**Records for the task:**
******************************
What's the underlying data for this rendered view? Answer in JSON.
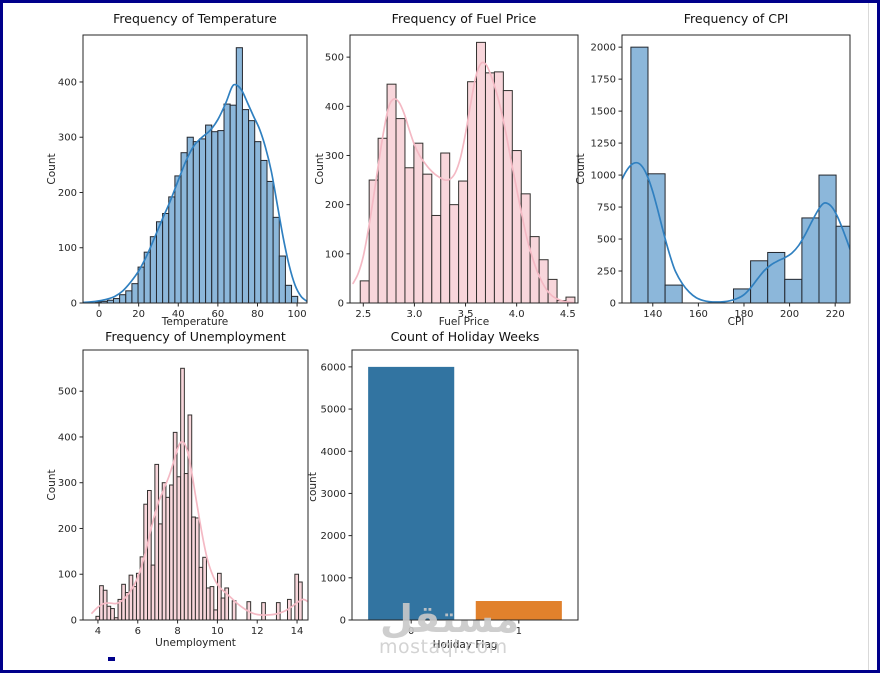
{
  "figure": {
    "border_color": "#00008b",
    "background": "#ffffff"
  },
  "watermark": {
    "arabic": "مستقل",
    "domain": "mostaql.com",
    "color": "#c9c9c9"
  },
  "chart_data": [
    {
      "type": "histogram",
      "title": "Frequency of Temperature",
      "xlabel": "Temperature",
      "ylabel": "Count",
      "xlim": [
        -8.1,
        105
      ],
      "ylim": [
        0,
        485
      ],
      "xticks": [
        0,
        20,
        40,
        60,
        80,
        100
      ],
      "xtick_labels": [
        "0",
        "20",
        "40",
        "60",
        "80",
        "100"
      ],
      "yticks": [
        0,
        100,
        200,
        300,
        400
      ],
      "ytick_labels": [
        "0",
        "100",
        "200",
        "300",
        "400"
      ],
      "bin_start": -2,
      "bin_width": 3.1,
      "counts": [
        2,
        3,
        5,
        8,
        15,
        22,
        35,
        65,
        92,
        120,
        147,
        162,
        192,
        230,
        272,
        300,
        292,
        297,
        322,
        310,
        312,
        360,
        358,
        462,
        350,
        330,
        292,
        258,
        220,
        155,
        85,
        32,
        12
      ],
      "bar_fill": "#8cb7da",
      "bar_edge": "#23272e",
      "kde": {
        "color": "#3080c0",
        "x": [
          -8,
          -4,
          0,
          4,
          8,
          12,
          16,
          20,
          24,
          28,
          32,
          36,
          40,
          44,
          48,
          52,
          56,
          60,
          64,
          67,
          69,
          72,
          75,
          78,
          81,
          84,
          87,
          90,
          93,
          96,
          99,
          102,
          105
        ],
        "y": [
          1,
          2,
          4,
          7,
          12,
          22,
          38,
          58,
          85,
          118,
          152,
          185,
          222,
          258,
          285,
          300,
          312,
          332,
          362,
          390,
          395,
          385,
          362,
          338,
          315,
          282,
          238,
          178,
          118,
          68,
          32,
          12,
          3
        ]
      }
    },
    {
      "type": "histogram",
      "title": "Frequency of Fuel Price",
      "xlabel": "Fuel Price",
      "ylabel": "Count",
      "xlim": [
        2.37,
        4.6
      ],
      "ylim": [
        0,
        545
      ],
      "xticks": [
        2.5,
        3.0,
        3.5,
        4.0,
        4.5
      ],
      "xtick_labels": [
        "2.5",
        "3.0",
        "3.5",
        "4.0",
        "4.5"
      ],
      "yticks": [
        0,
        100,
        200,
        300,
        400,
        500
      ],
      "ytick_labels": [
        "0",
        "100",
        "200",
        "300",
        "400",
        "500"
      ],
      "bin_start": 2.47,
      "bin_width": 0.0875,
      "counts": [
        45,
        250,
        335,
        445,
        375,
        275,
        325,
        262,
        178,
        305,
        200,
        248,
        450,
        530,
        468,
        470,
        432,
        310,
        222,
        135,
        88,
        48,
        5,
        12
      ],
      "bar_fill": "#f8d6db",
      "bar_edge": "#33312f",
      "kde": {
        "color": "#f4b9c4",
        "x": [
          2.4,
          2.45,
          2.5,
          2.55,
          2.6,
          2.65,
          2.7,
          2.75,
          2.8,
          2.85,
          2.9,
          2.95,
          3.0,
          3.05,
          3.1,
          3.15,
          3.2,
          3.25,
          3.3,
          3.35,
          3.4,
          3.45,
          3.5,
          3.55,
          3.6,
          3.65,
          3.7,
          3.75,
          3.8,
          3.85,
          3.9,
          3.95,
          4.0,
          4.05,
          4.1,
          4.15,
          4.2,
          4.25,
          4.3,
          4.35,
          4.4,
          4.45,
          4.5,
          4.55
        ],
        "y": [
          40,
          60,
          95,
          150,
          215,
          285,
          350,
          400,
          415,
          408,
          385,
          352,
          322,
          300,
          285,
          272,
          262,
          255,
          250,
          252,
          265,
          295,
          345,
          405,
          460,
          487,
          485,
          462,
          430,
          390,
          340,
          285,
          232,
          180,
          132,
          95,
          65,
          42,
          25,
          14,
          8,
          4,
          2,
          1
        ]
      }
    },
    {
      "type": "histogram",
      "title": "Frequency of CPI",
      "xlabel": "CPI",
      "ylabel": "Count",
      "xlim": [
        126.5,
        226.5
      ],
      "ylim": [
        0,
        2095
      ],
      "xticks": [
        140,
        160,
        180,
        200,
        220
      ],
      "xtick_labels": [
        "140",
        "160",
        "180",
        "200",
        "220"
      ],
      "yticks": [
        0,
        250,
        500,
        750,
        1000,
        1250,
        1500,
        1750,
        2000
      ],
      "ytick_labels": [
        "0",
        "250",
        "500",
        "750",
        "1000",
        "1250",
        "1500",
        "1750",
        "2000"
      ],
      "bin_start": 130.4,
      "bin_width": 7.5,
      "counts": [
        2000,
        1010,
        140,
        0,
        0,
        0,
        110,
        330,
        395,
        185,
        665,
        1000,
        600
      ],
      "bar_fill": "#8cb7da",
      "bar_edge": "#23272e",
      "kde": {
        "color": "#3080c0",
        "x": [
          122,
          124,
          126,
          128,
          130,
          132,
          134,
          136,
          138,
          140,
          142,
          144,
          146,
          148,
          150,
          153,
          156,
          159,
          162,
          165,
          168,
          171,
          174,
          177,
          180,
          183,
          186,
          189,
          192,
          195,
          198,
          201,
          204,
          207,
          210,
          213,
          215,
          217,
          219,
          221,
          223,
          225,
          226.5
        ],
        "y": [
          830,
          880,
          950,
          1020,
          1070,
          1095,
          1090,
          1050,
          975,
          870,
          740,
          600,
          465,
          345,
          245,
          150,
          85,
          42,
          20,
          10,
          8,
          10,
          18,
          35,
          65,
          120,
          190,
          255,
          300,
          330,
          355,
          390,
          450,
          540,
          645,
          740,
          780,
          775,
          740,
          675,
          590,
          495,
          420
        ]
      }
    },
    {
      "type": "histogram",
      "title": "Frequency of Unemployment",
      "xlabel": "Unemployment",
      "ylabel": "Count",
      "xlim": [
        3.25,
        14.55
      ],
      "ylim": [
        0,
        590
      ],
      "xticks": [
        4,
        6,
        8,
        10,
        12,
        14
      ],
      "xtick_labels": [
        "4",
        "6",
        "8",
        "10",
        "12",
        "14"
      ],
      "yticks": [
        0,
        100,
        200,
        300,
        400,
        500
      ],
      "ytick_labels": [
        "0",
        "100",
        "200",
        "300",
        "400",
        "500"
      ],
      "bin_start": 3.9,
      "bin_width": 0.185,
      "counts": [
        8,
        75,
        65,
        30,
        25,
        5,
        45,
        78,
        60,
        98,
        73,
        102,
        138,
        253,
        283,
        120,
        340,
        210,
        300,
        268,
        295,
        410,
        313,
        550,
        320,
        448,
        225,
        223,
        115,
        137,
        70,
        73,
        22,
        102,
        48,
        70,
        0,
        42,
        0,
        0,
        0,
        40,
        0,
        0,
        0,
        38,
        0,
        0,
        0,
        38,
        0,
        0,
        45,
        0,
        100,
        83
      ],
      "bar_fill": "#f8d6db",
      "bar_edge": "#33312f",
      "kde": {
        "color": "#f4b9c4",
        "x": [
          3.7,
          4.0,
          4.3,
          4.6,
          4.9,
          5.2,
          5.5,
          5.8,
          6.1,
          6.4,
          6.7,
          7.0,
          7.3,
          7.6,
          7.9,
          8.1,
          8.3,
          8.5,
          8.7,
          8.9,
          9.1,
          9.3,
          9.5,
          9.7,
          9.9,
          10.1,
          10.4,
          10.7,
          11.0,
          11.3,
          11.6,
          11.9,
          12.2,
          12.5,
          12.8,
          13.1,
          13.4,
          13.7,
          14.0,
          14.3,
          14.55
        ],
        "y": [
          15,
          28,
          36,
          37,
          36,
          42,
          55,
          75,
          105,
          150,
          205,
          252,
          285,
          318,
          360,
          385,
          388,
          368,
          325,
          272,
          220,
          172,
          132,
          105,
          85,
          72,
          60,
          48,
          36,
          26,
          18,
          13,
          11,
          11,
          12,
          15,
          20,
          28,
          38,
          45,
          40
        ]
      }
    },
    {
      "type": "bar",
      "title": "Count of Holiday Weeks",
      "xlabel": "Holiday Flag",
      "ylabel": "count",
      "categories": [
        "0",
        "1"
      ],
      "values": [
        6000,
        450
      ],
      "colors": [
        "#3274a1",
        "#e1812c"
      ],
      "ylim": [
        0,
        6400
      ],
      "yticks": [
        0,
        1000,
        2000,
        3000,
        4000,
        5000,
        6000
      ],
      "ytick_labels": [
        "0",
        "1000",
        "2000",
        "3000",
        "4000",
        "5000",
        "6000"
      ]
    }
  ]
}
******************************
**Set exercise:** Find each line holding the word "Temperature" and copy it.

**Written answer:**
      "title": "Frequency of Temperature",
      "xlabel": "Temperature",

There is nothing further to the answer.